• What the task requires
Only the number is wanted: how many lines contain "name"?

========================

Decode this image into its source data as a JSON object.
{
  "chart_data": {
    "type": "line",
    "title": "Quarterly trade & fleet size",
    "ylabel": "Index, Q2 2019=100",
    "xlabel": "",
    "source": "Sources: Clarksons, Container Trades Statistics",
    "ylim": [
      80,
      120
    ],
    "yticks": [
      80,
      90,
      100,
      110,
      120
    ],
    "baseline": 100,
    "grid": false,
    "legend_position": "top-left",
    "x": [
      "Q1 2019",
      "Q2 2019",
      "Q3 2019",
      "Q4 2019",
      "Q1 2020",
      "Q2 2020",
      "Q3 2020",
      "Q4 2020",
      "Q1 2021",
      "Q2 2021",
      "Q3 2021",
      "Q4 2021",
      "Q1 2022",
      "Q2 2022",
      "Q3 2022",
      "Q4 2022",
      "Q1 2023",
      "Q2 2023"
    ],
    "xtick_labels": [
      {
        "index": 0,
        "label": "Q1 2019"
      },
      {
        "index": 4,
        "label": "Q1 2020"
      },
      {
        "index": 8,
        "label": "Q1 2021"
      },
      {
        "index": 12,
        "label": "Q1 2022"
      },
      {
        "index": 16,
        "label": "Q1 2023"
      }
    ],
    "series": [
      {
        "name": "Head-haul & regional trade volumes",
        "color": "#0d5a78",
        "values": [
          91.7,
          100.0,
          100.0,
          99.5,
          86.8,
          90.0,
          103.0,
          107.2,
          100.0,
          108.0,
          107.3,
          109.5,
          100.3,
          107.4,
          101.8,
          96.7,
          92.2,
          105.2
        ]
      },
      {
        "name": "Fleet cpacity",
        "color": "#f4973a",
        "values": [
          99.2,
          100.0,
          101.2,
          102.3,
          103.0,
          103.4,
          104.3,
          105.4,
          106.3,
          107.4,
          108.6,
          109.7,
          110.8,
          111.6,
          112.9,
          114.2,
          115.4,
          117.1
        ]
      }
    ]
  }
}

========================

• Finished exercise
2